▶ _TASK TO CARRY OUT_: Copy every entry word for word. Skip the pictures.

▶ _SUPPLIED INFORMATION_:
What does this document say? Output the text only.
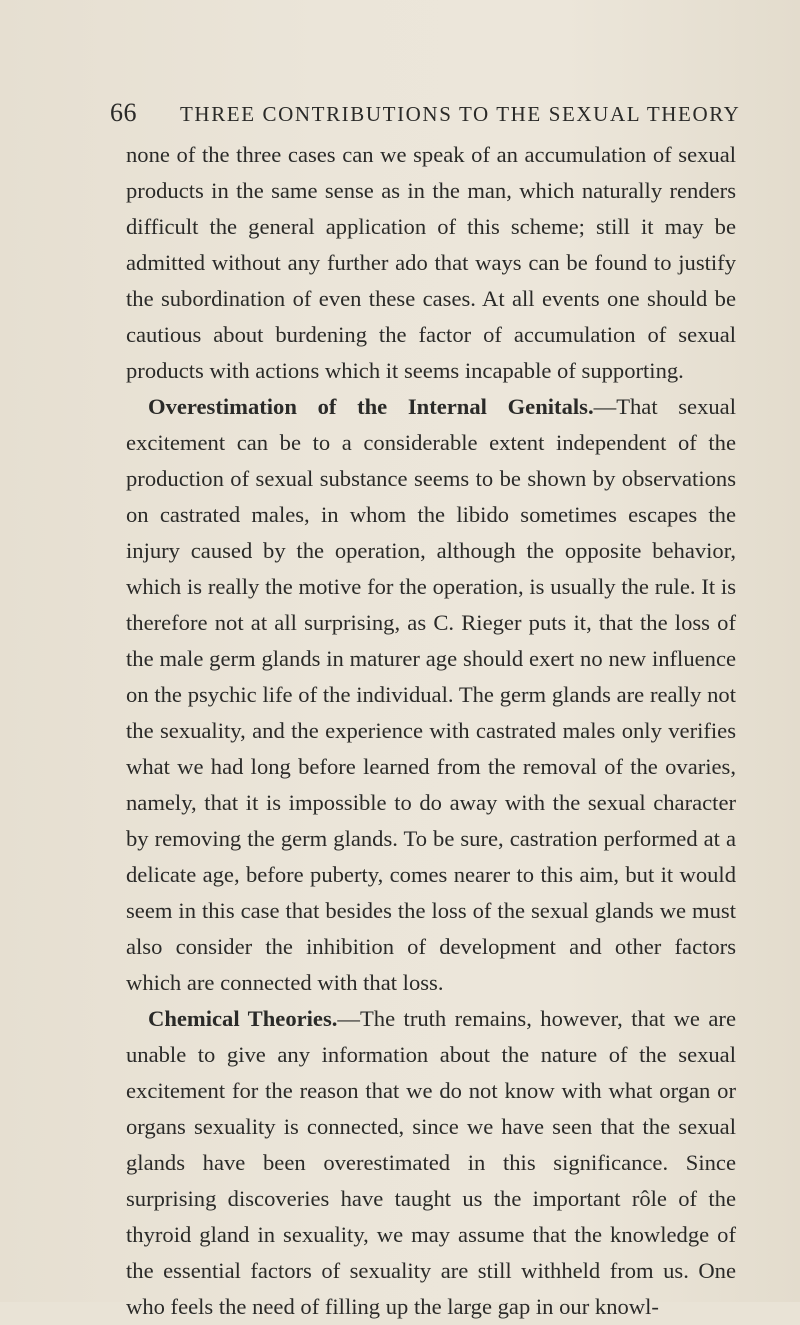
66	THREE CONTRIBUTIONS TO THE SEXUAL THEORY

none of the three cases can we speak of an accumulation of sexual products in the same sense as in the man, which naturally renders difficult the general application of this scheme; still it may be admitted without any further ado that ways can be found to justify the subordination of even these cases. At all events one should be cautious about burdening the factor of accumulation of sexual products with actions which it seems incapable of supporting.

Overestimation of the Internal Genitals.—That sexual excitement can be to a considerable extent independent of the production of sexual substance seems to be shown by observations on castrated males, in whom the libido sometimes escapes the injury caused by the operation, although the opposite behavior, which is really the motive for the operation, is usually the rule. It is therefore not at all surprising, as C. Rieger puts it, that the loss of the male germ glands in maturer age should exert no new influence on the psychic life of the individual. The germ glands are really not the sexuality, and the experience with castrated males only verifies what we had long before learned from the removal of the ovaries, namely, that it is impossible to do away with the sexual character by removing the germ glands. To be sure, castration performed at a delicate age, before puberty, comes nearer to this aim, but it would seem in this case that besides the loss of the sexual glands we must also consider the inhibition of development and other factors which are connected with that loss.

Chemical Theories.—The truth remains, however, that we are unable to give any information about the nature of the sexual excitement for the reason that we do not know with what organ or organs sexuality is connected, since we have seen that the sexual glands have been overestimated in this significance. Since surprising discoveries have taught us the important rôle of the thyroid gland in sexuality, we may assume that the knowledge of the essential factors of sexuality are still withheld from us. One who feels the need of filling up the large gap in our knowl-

▶ _FULL SOLUTION_:
What does this document say? Output the text only.
66	THREE CONTRIBUTIONS TO THE SEXUAL THEORY

none of the three cases can we speak of an accumulation of sexual products in the same sense as in the man, which naturally renders difficult the general application of this scheme; still it may be admitted without any further ado that ways can be found to justify the subordination of even these cases. At all events one should be cautious about burdening the factor of accumulation of sexual products with actions which it seems incapable of supporting.

Overestimation of the Internal Genitals.—That sexual excitement can be to a considerable extent independent of the production of sexual substance seems to be shown by observations on castrated males, in whom the libido sometimes escapes the injury caused by the operation, although the opposite behavior, which is really the motive for the operation, is usually the rule. It is therefore not at all surprising, as C. Rieger puts it, that the loss of the male germ glands in maturer age should exert no new influence on the psychic life of the individual. The germ glands are really not the sexuality, and the experience with castrated males only verifies what we had long before learned from the removal of the ovaries, namely, that it is impossible to do away with the sexual character by removing the germ glands. To be sure, castration performed at a delicate age, before puberty, comes nearer to this aim, but it would seem in this case that besides the loss of the sexual glands we must also consider the inhibition of development and other factors which are connected with that loss.

Chemical Theories.—The truth remains, however, that we are unable to give any information about the nature of the sexual excitement for the reason that we do not know with what organ or organs sexuality is connected, since we have seen that the sexual glands have been overestimated in this significance. Since surprising discoveries have taught us the important rôle of the thyroid gland in sexuality, we may assume that the knowledge of the essential factors of sexuality are still withheld from us. One who feels the need of filling up the large gap in our knowl-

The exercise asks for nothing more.